AIM OF THE EXERCISE
Omit the pictures, then reproduce every remaining record exactly.

GIVEN ENTRIES
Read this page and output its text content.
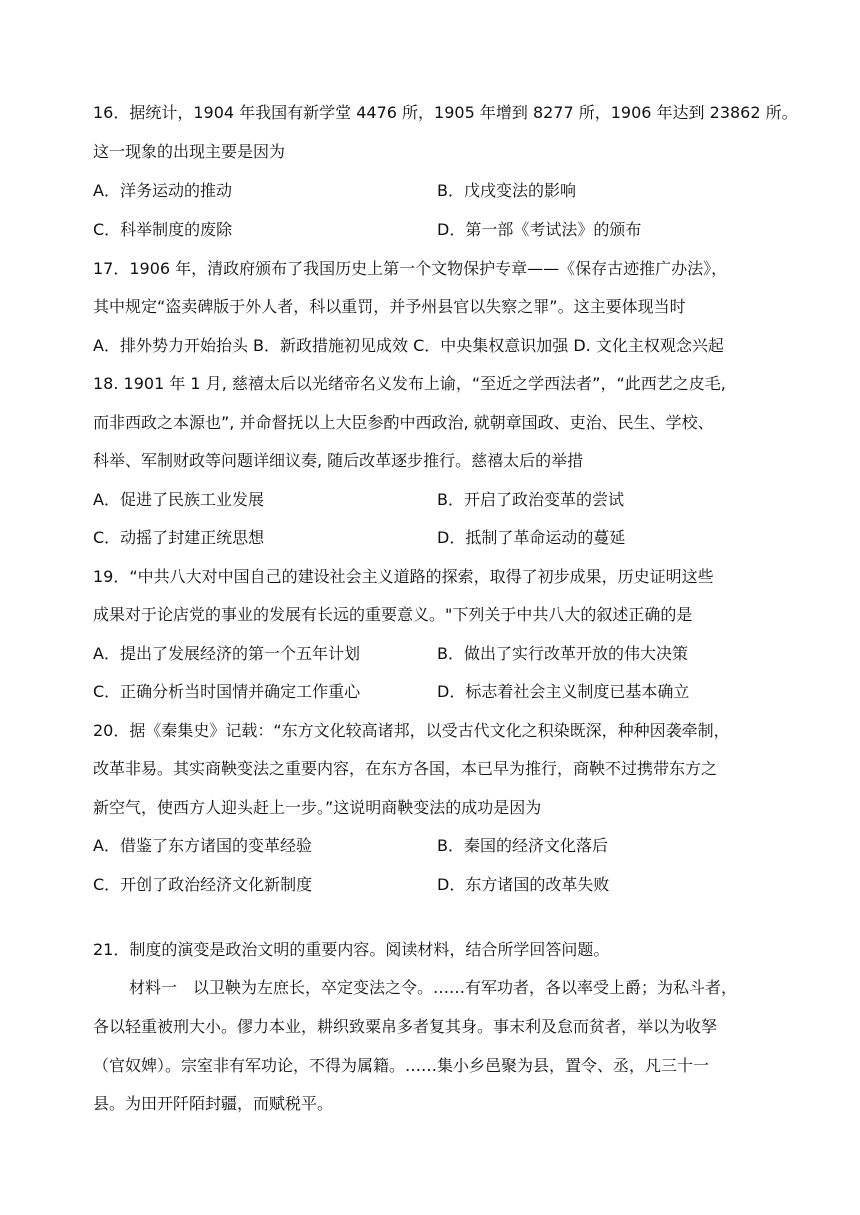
16．据统计，1904 年我国有新学堂 4476 所，1905 年增到 8277 所，1906 年达到 23862 所。
这一现象的出现主要是因为
A．洋务运动的推动	B．戊戌变法的影响
C．科举制度的废除	D．第一部《考试法》的颁布
17．1906 年，清政府颁布了我国历史上第一个文物保护专章——《保存古迹推广办法》，
其中规定“盗卖碑版于外人者，科以重罚，并予州县官以失察之罪”。这主要体现当时
A．排外势力开始抬头 B．新政措施初见成效 C．中央集权意识加强 D. 文化主权观念兴起
18. 1901 年 1 月, 慈禧太后以光绪帝名义发布上谕，“至近之学西法者”，“此西艺之皮毛,
而非西政之本源也”, 并命督抚以上大臣参酌中西政治, 就朝章国政、吏治、民生、学校、
科举、军制财政等问题详细议奏, 随后改革逐步推行。慈禧太后的举措
A．促进了民族工业发展	B．开启了政治变革的尝试
C．动摇了封建正统思想	D．抵制了革命运动的蔓延
19．“中共八大对中国自己的建设社会主义道路的探索，取得了初步成果，历史证明这些
成果对于论店党的事业的发展有长远的重要意义。"下列关于中共八大的叙述正确的是
A．提出了发展经济的第一个五年计划	B．做出了实行改革开放的伟大决策
C．正确分析当时国情并确定工作重心	D．标志着社会主义制度已基本确立
20．据《秦集史》记载：“东方文化较高诸邦，以受古代文化之积染既深，种种因袭牵制，
改革非易。其实商鞅变法之重要内容，在东方各国，本已早为推行，商鞅不过携带东方之
新空气，使西方人迎头赶上一步。”这说明商鞅变法的成功是因为
A．借鉴了东方诸国的变革经验	B．秦国的经济文化落后
C．开创了政治经济文化新制度	D．东方诸国的改革失败
21．制度的演变是政治文明的重要内容。阅读材料，结合所学回答问题。
材料一　以卫鞅为左庶长，卒定变法之令。……有军功者，各以率受上爵；为私斗者，
各以轻重被刑大小。僇力本业，耕织致粟帛多者复其身。事末利及怠而贫者，举以为收孥
（官奴婢）。宗室非有军功论，不得为属籍。……集小乡邑聚为县，置令、丞，凡三十一
县。为田开阡陌封疆，而赋税平。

TASK RESPONSE
Read this page and output its text content.
16．据统计，1904 年我国有新学堂 4476 所，1905 年增到 8277 所，1906 年达到 23862 所。
这一现象的出现主要是因为
A．洋务运动的推动	B．戊戌变法的影响
C．科举制度的废除	D．第一部《考试法》的颁布
17．1906 年，清政府颁布了我国历史上第一个文物保护专章——《保存古迹推广办法》，
其中规定“盗卖碑版于外人者，科以重罚，并予州县官以失察之罪”。这主要体现当时
A．排外势力开始抬头 B．新政措施初见成效 C．中央集权意识加强 D. 文化主权观念兴起
18. 1901 年 1 月, 慈禧太后以光绪帝名义发布上谕，“至近之学西法者”，“此西艺之皮毛,
而非西政之本源也”, 并命督抚以上大臣参酌中西政治, 就朝章国政、吏治、民生、学校、
科举、军制财政等问题详细议奏, 随后改革逐步推行。慈禧太后的举措
A．促进了民族工业发展	B．开启了政治变革的尝试
C．动摇了封建正统思想	D．抵制了革命运动的蔓延
19．“中共八大对中国自己的建设社会主义道路的探索，取得了初步成果，历史证明这些
成果对于论店党的事业的发展有长远的重要意义。"下列关于中共八大的叙述正确的是
A．提出了发展经济的第一个五年计划	B．做出了实行改革开放的伟大决策
C．正确分析当时国情并确定工作重心	D．标志着社会主义制度已基本确立
20．据《秦集史》记载：“东方文化较高诸邦，以受古代文化之积染既深，种种因袭牵制，
改革非易。其实商鞅变法之重要内容，在东方各国，本已早为推行，商鞅不过携带东方之
新空气，使西方人迎头赶上一步。”这说明商鞅变法的成功是因为
A．借鉴了东方诸国的变革经验	B．秦国的经济文化落后
C．开创了政治经济文化新制度	D．东方诸国的改革失败
21．制度的演变是政治文明的重要内容。阅读材料，结合所学回答问题。
材料一　以卫鞅为左庶长，卒定变法之令。……有军功者，各以率受上爵；为私斗者，
各以轻重被刑大小。僇力本业，耕织致粟帛多者复其身。事末利及怠而贫者，举以为收孥
（官奴婢）。宗室非有军功论，不得为属籍。……集小乡邑聚为县，置令、丞，凡三十一
县。为田开阡陌封疆，而赋税平。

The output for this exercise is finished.